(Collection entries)
┌──
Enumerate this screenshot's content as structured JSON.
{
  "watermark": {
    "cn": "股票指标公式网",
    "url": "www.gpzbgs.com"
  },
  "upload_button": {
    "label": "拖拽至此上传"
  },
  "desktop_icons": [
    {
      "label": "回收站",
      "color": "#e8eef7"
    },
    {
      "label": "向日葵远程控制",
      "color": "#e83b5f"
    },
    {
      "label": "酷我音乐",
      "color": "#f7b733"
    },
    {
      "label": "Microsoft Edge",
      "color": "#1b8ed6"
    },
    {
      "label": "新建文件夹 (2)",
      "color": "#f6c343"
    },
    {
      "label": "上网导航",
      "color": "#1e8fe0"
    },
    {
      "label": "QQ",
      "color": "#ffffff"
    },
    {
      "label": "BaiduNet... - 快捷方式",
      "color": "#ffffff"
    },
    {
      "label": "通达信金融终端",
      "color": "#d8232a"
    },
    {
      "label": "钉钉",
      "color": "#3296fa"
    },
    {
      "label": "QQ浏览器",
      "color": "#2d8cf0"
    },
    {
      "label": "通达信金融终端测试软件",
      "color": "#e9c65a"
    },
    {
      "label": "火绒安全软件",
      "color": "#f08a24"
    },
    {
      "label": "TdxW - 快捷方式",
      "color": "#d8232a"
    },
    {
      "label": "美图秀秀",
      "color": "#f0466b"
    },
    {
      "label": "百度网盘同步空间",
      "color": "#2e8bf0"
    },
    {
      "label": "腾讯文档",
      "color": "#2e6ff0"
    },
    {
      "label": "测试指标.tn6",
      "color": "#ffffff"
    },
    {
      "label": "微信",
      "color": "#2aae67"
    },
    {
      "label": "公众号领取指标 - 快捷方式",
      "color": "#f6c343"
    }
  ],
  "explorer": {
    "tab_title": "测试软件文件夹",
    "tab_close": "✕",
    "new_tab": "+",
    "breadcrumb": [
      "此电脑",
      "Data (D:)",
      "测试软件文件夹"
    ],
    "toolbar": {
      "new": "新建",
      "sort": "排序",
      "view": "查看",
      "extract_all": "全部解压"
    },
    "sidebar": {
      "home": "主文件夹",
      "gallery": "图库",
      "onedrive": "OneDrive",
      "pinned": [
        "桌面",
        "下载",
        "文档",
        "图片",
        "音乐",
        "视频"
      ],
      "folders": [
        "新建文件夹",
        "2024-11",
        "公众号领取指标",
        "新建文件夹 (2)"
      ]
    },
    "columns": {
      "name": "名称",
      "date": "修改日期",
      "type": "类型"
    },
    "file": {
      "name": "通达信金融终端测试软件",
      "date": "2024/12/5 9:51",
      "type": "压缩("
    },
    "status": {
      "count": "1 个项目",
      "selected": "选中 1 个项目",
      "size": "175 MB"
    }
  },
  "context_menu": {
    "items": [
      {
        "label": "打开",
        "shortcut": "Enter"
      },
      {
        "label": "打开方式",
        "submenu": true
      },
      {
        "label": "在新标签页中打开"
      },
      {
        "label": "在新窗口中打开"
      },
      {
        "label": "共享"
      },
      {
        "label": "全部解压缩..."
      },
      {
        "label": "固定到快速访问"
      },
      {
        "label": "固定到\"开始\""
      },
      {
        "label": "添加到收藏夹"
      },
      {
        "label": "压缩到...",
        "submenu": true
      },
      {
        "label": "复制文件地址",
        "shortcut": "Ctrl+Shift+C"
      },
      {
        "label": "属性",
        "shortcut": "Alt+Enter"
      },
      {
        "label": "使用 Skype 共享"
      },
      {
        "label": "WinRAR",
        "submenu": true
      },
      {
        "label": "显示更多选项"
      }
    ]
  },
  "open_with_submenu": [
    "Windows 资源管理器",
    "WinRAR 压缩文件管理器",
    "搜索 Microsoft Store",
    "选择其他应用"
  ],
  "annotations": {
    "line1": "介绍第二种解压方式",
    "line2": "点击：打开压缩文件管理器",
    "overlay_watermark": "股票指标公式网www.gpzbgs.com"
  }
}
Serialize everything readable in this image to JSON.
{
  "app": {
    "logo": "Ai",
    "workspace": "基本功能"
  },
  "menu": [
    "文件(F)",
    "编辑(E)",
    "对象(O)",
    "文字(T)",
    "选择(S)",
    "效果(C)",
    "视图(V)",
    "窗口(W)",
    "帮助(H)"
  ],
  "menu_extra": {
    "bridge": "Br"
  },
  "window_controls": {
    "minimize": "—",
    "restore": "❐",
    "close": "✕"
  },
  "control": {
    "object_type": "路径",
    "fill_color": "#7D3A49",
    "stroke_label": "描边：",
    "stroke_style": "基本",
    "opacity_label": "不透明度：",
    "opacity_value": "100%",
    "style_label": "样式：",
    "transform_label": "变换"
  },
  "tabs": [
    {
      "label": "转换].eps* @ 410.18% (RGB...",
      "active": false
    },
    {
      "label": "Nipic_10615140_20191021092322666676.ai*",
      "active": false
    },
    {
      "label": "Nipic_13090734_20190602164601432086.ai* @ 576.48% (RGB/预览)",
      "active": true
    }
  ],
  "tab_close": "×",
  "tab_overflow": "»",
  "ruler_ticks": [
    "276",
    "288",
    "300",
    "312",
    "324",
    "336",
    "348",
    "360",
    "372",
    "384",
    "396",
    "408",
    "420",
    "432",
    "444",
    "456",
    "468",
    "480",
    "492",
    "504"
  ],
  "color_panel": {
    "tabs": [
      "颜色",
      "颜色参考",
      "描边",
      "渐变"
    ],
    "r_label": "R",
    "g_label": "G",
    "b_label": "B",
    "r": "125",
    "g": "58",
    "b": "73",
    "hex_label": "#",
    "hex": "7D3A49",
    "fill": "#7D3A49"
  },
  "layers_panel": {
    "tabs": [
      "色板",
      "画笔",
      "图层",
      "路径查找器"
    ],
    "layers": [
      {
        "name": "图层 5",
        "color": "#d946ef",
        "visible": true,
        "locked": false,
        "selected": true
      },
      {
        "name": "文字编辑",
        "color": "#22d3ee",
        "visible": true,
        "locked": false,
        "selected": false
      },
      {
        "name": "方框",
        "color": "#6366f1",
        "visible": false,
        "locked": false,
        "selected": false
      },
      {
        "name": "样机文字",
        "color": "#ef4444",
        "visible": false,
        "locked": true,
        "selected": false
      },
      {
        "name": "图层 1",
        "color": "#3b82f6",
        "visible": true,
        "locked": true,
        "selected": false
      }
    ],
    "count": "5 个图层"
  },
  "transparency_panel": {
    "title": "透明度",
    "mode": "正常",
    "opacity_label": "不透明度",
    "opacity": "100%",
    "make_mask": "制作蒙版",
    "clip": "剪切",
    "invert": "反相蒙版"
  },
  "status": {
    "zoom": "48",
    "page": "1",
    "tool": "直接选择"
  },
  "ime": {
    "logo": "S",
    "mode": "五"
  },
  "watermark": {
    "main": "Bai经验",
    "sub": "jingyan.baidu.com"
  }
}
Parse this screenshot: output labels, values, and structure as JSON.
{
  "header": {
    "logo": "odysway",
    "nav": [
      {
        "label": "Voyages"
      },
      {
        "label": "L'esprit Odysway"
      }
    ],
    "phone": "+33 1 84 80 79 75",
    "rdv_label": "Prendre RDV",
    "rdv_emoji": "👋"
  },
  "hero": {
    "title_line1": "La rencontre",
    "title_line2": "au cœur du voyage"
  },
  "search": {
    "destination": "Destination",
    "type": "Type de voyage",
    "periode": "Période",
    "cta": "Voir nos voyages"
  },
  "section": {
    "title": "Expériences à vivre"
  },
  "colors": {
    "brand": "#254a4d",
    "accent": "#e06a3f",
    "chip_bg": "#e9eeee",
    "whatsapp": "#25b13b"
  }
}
└──
REQUEST >> Repeat each record in full; every line must match exactly.

SOLUTION TO THE PROBLEM >>
Enumerate this screenshot's content as structured JSON.
{
  "watermark": {
    "cn": "股票指标公式网",
    "url": "www.gpzbgs.com"
  },
  "upload_button": {
    "label": "拖拽至此上传"
  },
  "desktop_icons": [
    {
      "label": "回收站",
      "color": "#e8eef7"
    },
    {
      "label": "向日葵远程控制",
      "color": "#e83b5f"
    },
    {
      "label": "酷我音乐",
      "color": "#f7b733"
    },
    {
      "label": "Microsoft Edge",
      "color": "#1b8ed6"
    },
    {
      "label": "新建文件夹 (2)",
      "color": "#f6c343"
    },
    {
      "label": "上网导航",
      "color": "#1e8fe0"
    },
    {
      "label": "QQ",
      "color": "#ffffff"
    },
    {
      "label": "BaiduNet... - 快捷方式",
      "color": "#ffffff"
    },
    {
      "label": "通达信金融终端",
      "color": "#d8232a"
    },
    {
      "label": "钉钉",
      "color": "#3296fa"
    },
    {
      "label": "QQ浏览器",
      "color": "#2d8cf0"
    },
    {
      "label": "通达信金融终端测试软件",
      "color": "#e9c65a"
    },
    {
      "label": "火绒安全软件",
      "color": "#f08a24"
    },
    {
      "label": "TdxW - 快捷方式",
      "color": "#d8232a"
    },
    {
      "label": "美图秀秀",
      "color": "#f0466b"
    },
    {
      "label": "百度网盘同步空间",
      "color": "#2e8bf0"
    },
    {
      "label": "腾讯文档",
      "color": "#2e6ff0"
    },
    {
      "label": "测试指标.tn6",
      "color": "#ffffff"
    },
    {
      "label": "微信",
      "color": "#2aae67"
    },
    {
      "label": "公众号领取指标 - 快捷方式",
      "color": "#f6c343"
    }
  ],
  "explorer": {
    "tab_title": "测试软件文件夹",
    "tab_close": "✕",
    "new_tab": "+",
    "breadcrumb": [
      "此电脑",
      "Data (D:)",
      "测试软件文件夹"
    ],
    "toolbar": {
      "new": "新建",
      "sort": "排序",
      "view": "查看",
      "extract_all": "全部解压"
    },
    "sidebar": {
      "home": "主文件夹",
      "gallery": "图库",
      "onedrive": "OneDrive",
      "pinned": [
        "桌面",
        "下载",
        "文档",
        "图片",
        "音乐",
        "视频"
      ],
      "folders": [
        "新建文件夹",
        "2024-11",
        "公众号领取指标",
        "新建文件夹 (2)"
      ]
    },
    "columns": {
      "name": "名称",
      "date": "修改日期",
      "type": "类型"
    },
    "file": {
      "name": "通达信金融终端测试软件",
      "date": "2024/12/5 9:51",
      "type": "压缩("
    },
    "status": {
      "count": "1 个项目",
      "selected": "选中 1 个项目",
      "size": "175 MB"
    }
  },
  "context_menu": {
    "items": [
      {
        "label": "打开",
        "shortcut": "Enter"
      },
      {
        "label": "打开方式",
        "submenu": true
      },
      {
        "label": "在新标签页中打开"
      },
      {
        "label": "在新窗口中打开"
      },
      {
        "label": "共享"
      },
      {
        "label": "全部解压缩..."
      },
      {
        "label": "固定到快速访问"
      },
      {
        "label": "固定到\"开始\""
      },
      {
        "label": "添加到收藏夹"
      },
      {
        "label": "压缩到...",
        "submenu": true
      },
      {
        "label": "复制文件地址",
        "shortcut": "Ctrl+Shift+C"
      },
      {
        "label": "属性",
        "shortcut": "Alt+Enter"
      },
      {
        "label": "使用 Skype 共享"
      },
      {
        "label": "WinRAR",
        "submenu": true
      },
      {
        "label": "显示更多选项"
      }
    ]
  },
  "open_with_submenu": [
    "Windows 资源管理器",
    "WinRAR 压缩文件管理器",
    "搜索 Microsoft Store",
    "选择其他应用"
  ],
  "annotations": {
    "line1": "介绍第二种解压方式",
    "line2": "点击：打开压缩文件管理器",
    "overlay_watermark": "股票指标公式网www.gpzbgs.com"
  }
}
Serialize everything readable in this image to JSON.
{
  "app": {
    "logo": "Ai",
    "workspace": "基本功能"
  },
  "menu": [
    "文件(F)",
    "编辑(E)",
    "对象(O)",
    "文字(T)",
    "选择(S)",
    "效果(C)",
    "视图(V)",
    "窗口(W)",
    "帮助(H)"
  ],
  "menu_extra": {
    "bridge": "Br"
  },
  "window_controls": {
    "minimize": "—",
    "restore": "❐",
    "close": "✕"
  },
  "control": {
    "object_type": "路径",
    "fill_color": "#7D3A49",
    "stroke_label": "描边：",
    "stroke_style": "基本",
    "opacity_label": "不透明度：",
    "opacity_value": "100%",
    "style_label": "样式：",
    "transform_label": "变换"
  },
  "tabs": [
    {
      "label": "转换].eps* @ 410.18% (RGB...",
      "active": false
    },
    {
      "label": "Nipic_10615140_20191021092322666676.ai*",
      "active": false
    },
    {
      "label": "Nipic_13090734_20190602164601432086.ai* @ 576.48% (RGB/预览)",
      "active": true
    }
  ],
  "tab_close": "×",
  "tab_overflow": "»",
  "ruler_ticks": [
    "276",
    "288",
    "300",
    "312",
    "324",
    "336",
    "348",
    "360",
    "372",
    "384",
    "396",
    "408",
    "420",
    "432",
    "444",
    "456",
    "468",
    "480",
    "492",
    "504"
  ],
  "color_panel": {
    "tabs": [
      "颜色",
      "颜色参考",
      "描边",
      "渐变"
    ],
    "r_label": "R",
    "g_label": "G",
    "b_label": "B",
    "r": "125",
    "g": "58",
    "b": "73",
    "hex_label": "#",
    "hex": "7D3A49",
    "fill": "#7D3A49"
  },
  "layers_panel": {
    "tabs": [
      "色板",
      "画笔",
      "图层",
      "路径查找器"
    ],
    "layers": [
      {
        "name": "图层 5",
        "color": "#d946ef",
        "visible": true,
        "locked": false,
        "selected": true
      },
      {
        "name": "文字编辑",
        "color": "#22d3ee",
        "visible": true,
        "locked": false,
        "selected": false
      },
      {
        "name": "方框",
        "color": "#6366f1",
        "visible": false,
        "locked": false,
        "selected": false
      },
      {
        "name": "样机文字",
        "color": "#ef4444",
        "visible": false,
        "locked": true,
        "selected": false
      },
      {
        "name": "图层 1",
        "color": "#3b82f6",
        "visible": true,
        "locked": true,
        "selected": false
      }
    ],
    "count": "5 个图层"
  },
  "transparency_panel": {
    "title": "透明度",
    "mode": "正常",
    "opacity_label": "不透明度",
    "opacity": "100%",
    "make_mask": "制作蒙版",
    "clip": "剪切",
    "invert": "反相蒙版"
  },
  "status": {
    "zoom": "48",
    "page": "1",
    "tool": "直接选择"
  },
  "ime": {
    "logo": "S",
    "mode": "五"
  },
  "watermark": {
    "main": "Bai经验",
    "sub": "jingyan.baidu.com"
  }
}
Parse this screenshot: output labels, values, and structure as JSON.
{
  "header": {
    "logo": "odysway",
    "nav": [
      {
        "label": "Voyages"
      },
      {
        "label": "L'esprit Odysway"
      }
    ],
    "phone": "+33 1 84 80 79 75",
    "rdv_label": "Prendre RDV",
    "rdv_emoji": "👋"
  },
  "hero": {
    "title_line1": "La rencontre",
    "title_line2": "au cœur du voyage"
  },
  "search": {
    "destination": "Destination",
    "type": "Type de voyage",
    "periode": "Période",
    "cta": "Voir nos voyages"
  },
  "section": {
    "title": "Expériences à vivre"
  },
  "colors": {
    "brand": "#254a4d",
    "accent": "#e06a3f",
    "chip_bg": "#e9eeee",
    "whatsapp": "#25b13b"
  }
}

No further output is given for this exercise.